_Objective_. Each line containing the word "SIGNAL" must be reported.

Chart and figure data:
_ _ _ _ _ _ _

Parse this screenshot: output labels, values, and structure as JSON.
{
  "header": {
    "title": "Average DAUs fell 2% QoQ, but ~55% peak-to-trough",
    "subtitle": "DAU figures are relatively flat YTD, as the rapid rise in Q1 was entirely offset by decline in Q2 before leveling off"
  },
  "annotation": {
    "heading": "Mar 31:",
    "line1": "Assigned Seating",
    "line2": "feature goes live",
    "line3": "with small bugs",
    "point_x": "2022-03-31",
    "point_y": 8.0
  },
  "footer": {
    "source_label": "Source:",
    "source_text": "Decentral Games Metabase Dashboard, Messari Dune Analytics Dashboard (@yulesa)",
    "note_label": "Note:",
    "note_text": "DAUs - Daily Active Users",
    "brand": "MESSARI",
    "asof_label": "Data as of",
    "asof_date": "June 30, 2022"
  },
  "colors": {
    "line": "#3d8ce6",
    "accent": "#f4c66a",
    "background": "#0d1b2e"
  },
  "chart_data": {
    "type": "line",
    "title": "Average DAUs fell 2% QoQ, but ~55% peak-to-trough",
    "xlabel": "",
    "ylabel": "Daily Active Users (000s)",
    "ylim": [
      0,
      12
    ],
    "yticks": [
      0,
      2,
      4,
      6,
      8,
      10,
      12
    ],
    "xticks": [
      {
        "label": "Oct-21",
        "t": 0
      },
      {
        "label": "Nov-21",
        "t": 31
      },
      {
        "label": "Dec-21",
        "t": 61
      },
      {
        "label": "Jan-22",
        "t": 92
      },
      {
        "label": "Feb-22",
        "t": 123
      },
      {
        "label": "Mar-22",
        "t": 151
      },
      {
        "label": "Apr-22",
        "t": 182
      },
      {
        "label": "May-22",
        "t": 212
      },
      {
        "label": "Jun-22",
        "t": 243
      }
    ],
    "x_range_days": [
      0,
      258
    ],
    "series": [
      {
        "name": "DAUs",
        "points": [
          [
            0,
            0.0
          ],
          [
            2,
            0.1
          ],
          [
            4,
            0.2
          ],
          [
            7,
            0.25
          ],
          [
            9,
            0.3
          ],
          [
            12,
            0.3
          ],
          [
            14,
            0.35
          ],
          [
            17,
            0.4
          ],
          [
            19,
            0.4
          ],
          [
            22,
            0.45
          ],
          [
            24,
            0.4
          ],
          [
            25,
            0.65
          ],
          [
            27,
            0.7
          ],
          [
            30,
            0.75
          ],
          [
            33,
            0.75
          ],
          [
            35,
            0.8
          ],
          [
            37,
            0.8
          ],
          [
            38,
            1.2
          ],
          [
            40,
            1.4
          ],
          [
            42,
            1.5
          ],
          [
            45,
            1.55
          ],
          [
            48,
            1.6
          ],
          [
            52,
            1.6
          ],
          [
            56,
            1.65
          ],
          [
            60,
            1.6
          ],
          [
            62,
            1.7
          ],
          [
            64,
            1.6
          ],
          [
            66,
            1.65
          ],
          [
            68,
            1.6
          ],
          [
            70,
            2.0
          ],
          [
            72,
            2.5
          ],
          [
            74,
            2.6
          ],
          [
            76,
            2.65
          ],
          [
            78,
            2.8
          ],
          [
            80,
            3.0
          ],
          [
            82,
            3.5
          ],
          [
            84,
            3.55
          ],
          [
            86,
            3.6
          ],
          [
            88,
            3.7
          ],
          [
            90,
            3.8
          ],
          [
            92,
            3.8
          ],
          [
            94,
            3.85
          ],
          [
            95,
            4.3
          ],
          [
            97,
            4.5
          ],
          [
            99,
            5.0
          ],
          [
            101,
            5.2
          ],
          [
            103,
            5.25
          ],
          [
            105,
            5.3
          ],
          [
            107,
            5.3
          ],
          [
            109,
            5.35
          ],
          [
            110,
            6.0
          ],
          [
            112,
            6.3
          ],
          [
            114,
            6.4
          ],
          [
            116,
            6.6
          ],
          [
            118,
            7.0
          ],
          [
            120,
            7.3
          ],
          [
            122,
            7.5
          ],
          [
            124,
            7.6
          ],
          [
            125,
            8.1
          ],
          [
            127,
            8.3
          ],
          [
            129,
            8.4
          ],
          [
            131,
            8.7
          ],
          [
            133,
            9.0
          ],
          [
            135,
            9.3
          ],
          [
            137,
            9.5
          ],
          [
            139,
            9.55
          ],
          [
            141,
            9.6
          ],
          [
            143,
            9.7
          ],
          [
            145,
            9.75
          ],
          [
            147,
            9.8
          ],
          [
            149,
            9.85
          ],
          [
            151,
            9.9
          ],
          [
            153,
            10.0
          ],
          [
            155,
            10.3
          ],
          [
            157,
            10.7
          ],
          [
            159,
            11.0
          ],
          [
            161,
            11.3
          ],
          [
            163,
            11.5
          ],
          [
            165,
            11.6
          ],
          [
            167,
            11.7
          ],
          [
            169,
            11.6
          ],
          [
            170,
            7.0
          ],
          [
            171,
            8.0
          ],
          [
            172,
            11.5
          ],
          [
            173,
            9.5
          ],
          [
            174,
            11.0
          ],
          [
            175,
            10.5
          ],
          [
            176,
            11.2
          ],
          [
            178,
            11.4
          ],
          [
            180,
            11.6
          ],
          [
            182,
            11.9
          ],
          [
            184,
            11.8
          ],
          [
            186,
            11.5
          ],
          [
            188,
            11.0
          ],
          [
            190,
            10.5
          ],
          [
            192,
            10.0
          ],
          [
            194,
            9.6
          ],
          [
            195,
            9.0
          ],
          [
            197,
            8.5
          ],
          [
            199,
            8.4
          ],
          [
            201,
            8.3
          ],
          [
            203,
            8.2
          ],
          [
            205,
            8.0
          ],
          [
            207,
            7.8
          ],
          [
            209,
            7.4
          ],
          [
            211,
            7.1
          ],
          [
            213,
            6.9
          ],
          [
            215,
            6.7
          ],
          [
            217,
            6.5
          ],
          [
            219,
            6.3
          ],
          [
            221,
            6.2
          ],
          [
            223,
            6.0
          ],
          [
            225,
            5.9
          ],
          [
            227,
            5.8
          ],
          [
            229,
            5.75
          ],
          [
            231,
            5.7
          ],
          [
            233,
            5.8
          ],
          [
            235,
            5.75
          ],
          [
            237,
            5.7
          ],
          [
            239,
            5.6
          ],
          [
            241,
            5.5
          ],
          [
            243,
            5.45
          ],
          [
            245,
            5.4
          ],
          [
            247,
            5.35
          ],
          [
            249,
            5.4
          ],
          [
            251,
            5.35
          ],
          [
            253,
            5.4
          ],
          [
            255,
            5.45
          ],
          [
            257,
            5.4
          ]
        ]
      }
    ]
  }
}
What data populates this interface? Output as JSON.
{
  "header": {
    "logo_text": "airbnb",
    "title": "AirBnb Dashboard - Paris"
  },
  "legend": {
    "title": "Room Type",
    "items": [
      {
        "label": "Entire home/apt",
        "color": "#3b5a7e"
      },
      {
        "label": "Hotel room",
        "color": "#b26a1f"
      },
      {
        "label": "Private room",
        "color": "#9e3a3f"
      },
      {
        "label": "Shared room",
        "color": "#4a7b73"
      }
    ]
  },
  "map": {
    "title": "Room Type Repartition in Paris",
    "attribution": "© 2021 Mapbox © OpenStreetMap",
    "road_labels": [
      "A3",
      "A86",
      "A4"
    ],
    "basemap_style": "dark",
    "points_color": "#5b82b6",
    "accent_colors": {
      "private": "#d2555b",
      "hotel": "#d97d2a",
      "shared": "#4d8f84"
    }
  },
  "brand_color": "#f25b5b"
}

_ _ _ _ _ _ _

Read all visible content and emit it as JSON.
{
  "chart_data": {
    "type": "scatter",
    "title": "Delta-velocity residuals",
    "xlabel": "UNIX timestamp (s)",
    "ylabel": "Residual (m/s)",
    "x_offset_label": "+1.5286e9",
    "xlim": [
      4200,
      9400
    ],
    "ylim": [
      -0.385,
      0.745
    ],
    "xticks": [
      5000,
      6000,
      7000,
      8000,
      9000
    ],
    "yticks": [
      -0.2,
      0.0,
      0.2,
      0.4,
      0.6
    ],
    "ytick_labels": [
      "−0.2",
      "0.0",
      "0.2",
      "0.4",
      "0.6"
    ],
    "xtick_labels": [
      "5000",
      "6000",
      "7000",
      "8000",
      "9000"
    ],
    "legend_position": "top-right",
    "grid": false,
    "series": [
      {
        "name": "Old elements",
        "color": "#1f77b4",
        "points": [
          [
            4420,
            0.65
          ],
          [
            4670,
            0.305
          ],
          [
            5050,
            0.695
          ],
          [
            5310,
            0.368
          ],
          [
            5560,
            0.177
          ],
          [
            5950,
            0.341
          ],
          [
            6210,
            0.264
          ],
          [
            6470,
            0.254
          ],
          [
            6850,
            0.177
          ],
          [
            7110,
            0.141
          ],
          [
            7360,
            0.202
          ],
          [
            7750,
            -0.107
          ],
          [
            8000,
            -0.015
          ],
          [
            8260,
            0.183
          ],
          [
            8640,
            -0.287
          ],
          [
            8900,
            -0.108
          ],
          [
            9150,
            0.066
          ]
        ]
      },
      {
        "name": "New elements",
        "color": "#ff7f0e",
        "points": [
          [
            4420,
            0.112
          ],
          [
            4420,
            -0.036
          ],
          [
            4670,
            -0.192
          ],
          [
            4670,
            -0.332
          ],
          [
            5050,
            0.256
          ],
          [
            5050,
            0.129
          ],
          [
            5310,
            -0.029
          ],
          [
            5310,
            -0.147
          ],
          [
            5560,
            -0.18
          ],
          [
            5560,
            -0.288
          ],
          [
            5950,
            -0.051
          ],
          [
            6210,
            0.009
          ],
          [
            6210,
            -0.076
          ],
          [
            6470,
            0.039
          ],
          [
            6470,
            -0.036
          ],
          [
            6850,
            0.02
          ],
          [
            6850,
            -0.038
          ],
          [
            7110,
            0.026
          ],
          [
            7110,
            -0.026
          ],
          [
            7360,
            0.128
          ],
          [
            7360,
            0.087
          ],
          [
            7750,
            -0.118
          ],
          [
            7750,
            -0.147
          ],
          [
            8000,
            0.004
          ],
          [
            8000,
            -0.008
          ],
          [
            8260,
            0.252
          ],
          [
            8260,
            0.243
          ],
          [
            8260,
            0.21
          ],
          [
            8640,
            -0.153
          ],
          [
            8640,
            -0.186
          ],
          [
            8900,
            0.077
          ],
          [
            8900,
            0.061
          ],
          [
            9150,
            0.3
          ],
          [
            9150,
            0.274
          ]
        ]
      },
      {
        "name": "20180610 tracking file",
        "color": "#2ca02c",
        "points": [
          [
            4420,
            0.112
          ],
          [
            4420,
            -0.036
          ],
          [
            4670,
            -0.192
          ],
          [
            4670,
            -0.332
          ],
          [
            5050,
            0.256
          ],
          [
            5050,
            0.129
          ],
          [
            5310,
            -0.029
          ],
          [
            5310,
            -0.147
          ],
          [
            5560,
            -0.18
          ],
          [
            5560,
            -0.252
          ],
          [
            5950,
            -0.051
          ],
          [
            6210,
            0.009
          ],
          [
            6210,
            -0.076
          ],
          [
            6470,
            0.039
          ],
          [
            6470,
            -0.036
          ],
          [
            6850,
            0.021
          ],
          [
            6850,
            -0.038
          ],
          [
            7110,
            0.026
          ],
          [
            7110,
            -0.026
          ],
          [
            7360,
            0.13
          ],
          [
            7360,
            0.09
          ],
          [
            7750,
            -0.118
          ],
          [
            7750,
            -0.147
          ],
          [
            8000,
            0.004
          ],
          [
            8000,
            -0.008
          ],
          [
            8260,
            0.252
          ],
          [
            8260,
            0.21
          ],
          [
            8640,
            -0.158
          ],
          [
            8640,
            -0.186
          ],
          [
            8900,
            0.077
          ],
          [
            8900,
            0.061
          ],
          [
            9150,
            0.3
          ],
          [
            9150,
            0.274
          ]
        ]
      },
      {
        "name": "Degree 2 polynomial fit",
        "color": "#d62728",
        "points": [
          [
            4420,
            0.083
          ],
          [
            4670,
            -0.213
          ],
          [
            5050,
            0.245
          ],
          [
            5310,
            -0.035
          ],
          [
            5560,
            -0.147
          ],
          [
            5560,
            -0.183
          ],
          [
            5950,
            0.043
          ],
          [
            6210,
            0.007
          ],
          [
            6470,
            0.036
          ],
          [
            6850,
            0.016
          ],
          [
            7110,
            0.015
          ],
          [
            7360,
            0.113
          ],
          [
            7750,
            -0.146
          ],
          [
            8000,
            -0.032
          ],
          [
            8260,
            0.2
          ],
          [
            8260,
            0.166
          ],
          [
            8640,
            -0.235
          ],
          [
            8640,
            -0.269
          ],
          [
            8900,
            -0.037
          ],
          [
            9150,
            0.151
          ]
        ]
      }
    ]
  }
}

_ _ _ _ _ _ _

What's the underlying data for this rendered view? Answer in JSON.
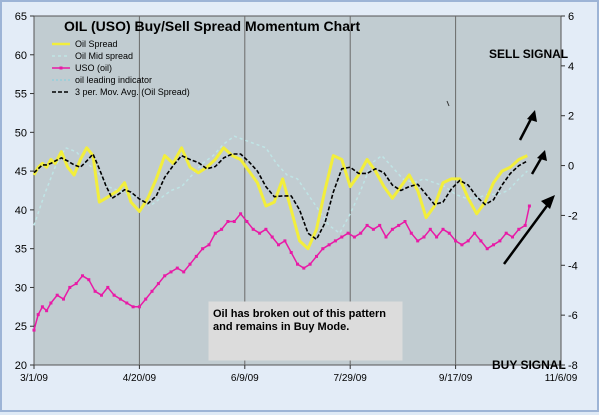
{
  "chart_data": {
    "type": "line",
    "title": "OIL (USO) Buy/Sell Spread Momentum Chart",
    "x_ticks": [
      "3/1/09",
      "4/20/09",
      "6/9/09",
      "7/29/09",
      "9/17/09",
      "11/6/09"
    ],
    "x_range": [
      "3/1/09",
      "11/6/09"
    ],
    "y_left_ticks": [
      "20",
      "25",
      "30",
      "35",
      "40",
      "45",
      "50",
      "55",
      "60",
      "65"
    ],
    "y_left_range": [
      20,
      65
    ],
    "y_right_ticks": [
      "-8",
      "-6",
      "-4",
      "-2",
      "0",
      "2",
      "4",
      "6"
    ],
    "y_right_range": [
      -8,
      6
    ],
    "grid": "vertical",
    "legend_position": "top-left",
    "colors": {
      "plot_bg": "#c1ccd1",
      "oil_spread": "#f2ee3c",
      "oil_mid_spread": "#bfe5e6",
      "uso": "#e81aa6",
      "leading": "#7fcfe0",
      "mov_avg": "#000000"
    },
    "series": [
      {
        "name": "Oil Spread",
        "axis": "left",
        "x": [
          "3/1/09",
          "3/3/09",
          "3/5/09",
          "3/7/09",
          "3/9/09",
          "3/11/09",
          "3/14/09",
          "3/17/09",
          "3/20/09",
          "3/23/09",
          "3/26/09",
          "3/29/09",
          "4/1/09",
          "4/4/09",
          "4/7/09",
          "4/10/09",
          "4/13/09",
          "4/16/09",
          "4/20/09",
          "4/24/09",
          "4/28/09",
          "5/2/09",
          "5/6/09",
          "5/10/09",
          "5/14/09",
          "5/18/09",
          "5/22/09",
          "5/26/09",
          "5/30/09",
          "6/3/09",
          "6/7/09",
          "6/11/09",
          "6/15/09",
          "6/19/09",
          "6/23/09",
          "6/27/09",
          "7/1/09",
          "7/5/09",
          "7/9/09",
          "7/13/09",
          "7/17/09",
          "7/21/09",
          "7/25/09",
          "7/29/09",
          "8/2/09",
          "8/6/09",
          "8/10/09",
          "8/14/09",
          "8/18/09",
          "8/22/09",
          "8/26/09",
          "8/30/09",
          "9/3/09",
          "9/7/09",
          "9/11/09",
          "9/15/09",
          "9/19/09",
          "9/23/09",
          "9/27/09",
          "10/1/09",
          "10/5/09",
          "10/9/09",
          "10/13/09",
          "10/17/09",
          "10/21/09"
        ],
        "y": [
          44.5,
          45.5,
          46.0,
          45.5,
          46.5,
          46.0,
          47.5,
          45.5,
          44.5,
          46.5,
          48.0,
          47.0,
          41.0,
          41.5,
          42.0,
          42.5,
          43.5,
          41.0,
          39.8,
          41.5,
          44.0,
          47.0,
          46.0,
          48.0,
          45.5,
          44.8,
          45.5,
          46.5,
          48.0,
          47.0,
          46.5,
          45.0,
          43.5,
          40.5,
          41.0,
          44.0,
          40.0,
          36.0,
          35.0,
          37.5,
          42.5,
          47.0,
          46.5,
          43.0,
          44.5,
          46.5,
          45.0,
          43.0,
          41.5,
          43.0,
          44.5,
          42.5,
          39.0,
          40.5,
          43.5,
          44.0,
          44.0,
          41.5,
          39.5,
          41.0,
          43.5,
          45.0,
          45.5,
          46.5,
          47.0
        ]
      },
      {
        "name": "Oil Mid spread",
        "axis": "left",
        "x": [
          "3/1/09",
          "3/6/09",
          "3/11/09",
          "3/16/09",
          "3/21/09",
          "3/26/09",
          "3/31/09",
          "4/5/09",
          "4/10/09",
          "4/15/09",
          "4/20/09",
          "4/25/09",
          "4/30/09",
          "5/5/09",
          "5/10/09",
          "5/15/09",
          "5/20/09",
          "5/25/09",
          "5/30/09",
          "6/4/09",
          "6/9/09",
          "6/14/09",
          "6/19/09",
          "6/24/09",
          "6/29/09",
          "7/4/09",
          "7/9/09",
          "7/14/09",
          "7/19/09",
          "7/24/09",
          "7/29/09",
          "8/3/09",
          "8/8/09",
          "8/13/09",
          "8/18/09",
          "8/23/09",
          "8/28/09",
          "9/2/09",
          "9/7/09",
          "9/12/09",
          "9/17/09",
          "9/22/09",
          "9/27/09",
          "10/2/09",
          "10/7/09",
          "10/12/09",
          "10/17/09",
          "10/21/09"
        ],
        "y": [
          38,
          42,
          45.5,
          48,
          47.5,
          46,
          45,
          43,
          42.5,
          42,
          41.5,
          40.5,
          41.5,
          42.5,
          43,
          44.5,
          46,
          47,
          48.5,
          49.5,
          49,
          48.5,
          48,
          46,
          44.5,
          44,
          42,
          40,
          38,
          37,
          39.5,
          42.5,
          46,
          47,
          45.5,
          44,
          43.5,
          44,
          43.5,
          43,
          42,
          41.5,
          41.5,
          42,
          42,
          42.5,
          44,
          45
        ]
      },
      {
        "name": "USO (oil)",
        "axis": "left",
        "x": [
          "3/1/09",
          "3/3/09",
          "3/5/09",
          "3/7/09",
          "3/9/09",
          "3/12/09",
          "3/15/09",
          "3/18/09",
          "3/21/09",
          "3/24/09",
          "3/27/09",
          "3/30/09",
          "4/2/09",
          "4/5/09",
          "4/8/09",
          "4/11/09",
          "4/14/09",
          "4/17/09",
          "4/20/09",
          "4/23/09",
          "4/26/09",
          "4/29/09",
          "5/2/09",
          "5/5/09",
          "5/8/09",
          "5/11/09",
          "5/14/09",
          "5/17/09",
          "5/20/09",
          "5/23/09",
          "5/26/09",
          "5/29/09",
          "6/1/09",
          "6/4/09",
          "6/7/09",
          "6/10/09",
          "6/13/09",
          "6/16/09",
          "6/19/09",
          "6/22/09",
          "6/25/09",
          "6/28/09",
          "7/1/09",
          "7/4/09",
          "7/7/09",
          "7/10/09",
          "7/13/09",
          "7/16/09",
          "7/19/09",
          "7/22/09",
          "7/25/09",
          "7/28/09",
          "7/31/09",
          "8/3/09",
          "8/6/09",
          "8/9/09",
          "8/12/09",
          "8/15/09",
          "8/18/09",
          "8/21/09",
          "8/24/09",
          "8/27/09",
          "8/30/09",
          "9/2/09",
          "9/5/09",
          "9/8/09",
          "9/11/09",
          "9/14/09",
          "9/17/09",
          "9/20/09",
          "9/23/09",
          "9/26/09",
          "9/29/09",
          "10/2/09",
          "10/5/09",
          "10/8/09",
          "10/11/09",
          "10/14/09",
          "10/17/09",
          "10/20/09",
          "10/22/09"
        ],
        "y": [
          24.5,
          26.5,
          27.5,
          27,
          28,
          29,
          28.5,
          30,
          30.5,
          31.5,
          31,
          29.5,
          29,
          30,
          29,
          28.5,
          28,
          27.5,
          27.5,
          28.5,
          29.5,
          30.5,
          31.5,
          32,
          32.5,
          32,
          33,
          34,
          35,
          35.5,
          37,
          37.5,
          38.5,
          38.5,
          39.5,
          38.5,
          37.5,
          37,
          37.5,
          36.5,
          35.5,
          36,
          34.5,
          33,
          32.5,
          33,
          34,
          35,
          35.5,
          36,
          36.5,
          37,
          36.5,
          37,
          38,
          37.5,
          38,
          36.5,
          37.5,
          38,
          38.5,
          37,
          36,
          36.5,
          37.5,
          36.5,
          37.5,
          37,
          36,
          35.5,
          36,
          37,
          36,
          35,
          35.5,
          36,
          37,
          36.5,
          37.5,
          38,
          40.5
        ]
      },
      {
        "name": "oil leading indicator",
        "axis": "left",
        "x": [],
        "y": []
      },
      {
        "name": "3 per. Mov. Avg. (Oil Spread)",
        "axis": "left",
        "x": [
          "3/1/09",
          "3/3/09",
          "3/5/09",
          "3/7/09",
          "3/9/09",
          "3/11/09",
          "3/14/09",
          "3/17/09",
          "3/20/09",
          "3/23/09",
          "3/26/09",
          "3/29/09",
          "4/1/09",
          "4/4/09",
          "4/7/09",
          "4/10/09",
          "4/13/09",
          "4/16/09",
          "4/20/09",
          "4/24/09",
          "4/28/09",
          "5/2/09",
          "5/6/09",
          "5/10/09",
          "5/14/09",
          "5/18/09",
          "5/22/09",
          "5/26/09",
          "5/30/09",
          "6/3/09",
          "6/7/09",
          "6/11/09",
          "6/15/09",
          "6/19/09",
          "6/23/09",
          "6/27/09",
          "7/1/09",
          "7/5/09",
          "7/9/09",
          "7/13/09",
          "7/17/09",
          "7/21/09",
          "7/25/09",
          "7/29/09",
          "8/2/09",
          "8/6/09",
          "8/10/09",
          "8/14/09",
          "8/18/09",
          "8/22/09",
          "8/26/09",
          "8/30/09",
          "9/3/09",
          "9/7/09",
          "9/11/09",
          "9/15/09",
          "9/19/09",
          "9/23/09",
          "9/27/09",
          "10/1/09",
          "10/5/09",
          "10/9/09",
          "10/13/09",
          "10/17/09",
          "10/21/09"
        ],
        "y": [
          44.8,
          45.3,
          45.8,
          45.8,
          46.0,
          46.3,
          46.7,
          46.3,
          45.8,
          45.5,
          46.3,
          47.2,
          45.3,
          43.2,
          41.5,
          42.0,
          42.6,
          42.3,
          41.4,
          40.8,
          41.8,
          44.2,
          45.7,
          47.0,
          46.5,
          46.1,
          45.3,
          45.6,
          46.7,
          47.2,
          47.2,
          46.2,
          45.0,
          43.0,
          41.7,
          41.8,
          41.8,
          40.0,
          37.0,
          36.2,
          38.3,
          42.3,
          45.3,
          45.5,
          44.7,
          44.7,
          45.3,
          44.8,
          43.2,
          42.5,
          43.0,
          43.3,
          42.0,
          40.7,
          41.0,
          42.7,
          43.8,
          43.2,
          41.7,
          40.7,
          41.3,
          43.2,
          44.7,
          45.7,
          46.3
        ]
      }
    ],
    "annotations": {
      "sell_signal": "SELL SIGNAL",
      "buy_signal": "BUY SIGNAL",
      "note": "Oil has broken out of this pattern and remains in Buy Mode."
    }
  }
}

_ _ _ _ _ _ _

_Answer to the task_.
      "sell_signal": "SELL SIGNAL",
      "buy_signal": "BUY SIGNAL",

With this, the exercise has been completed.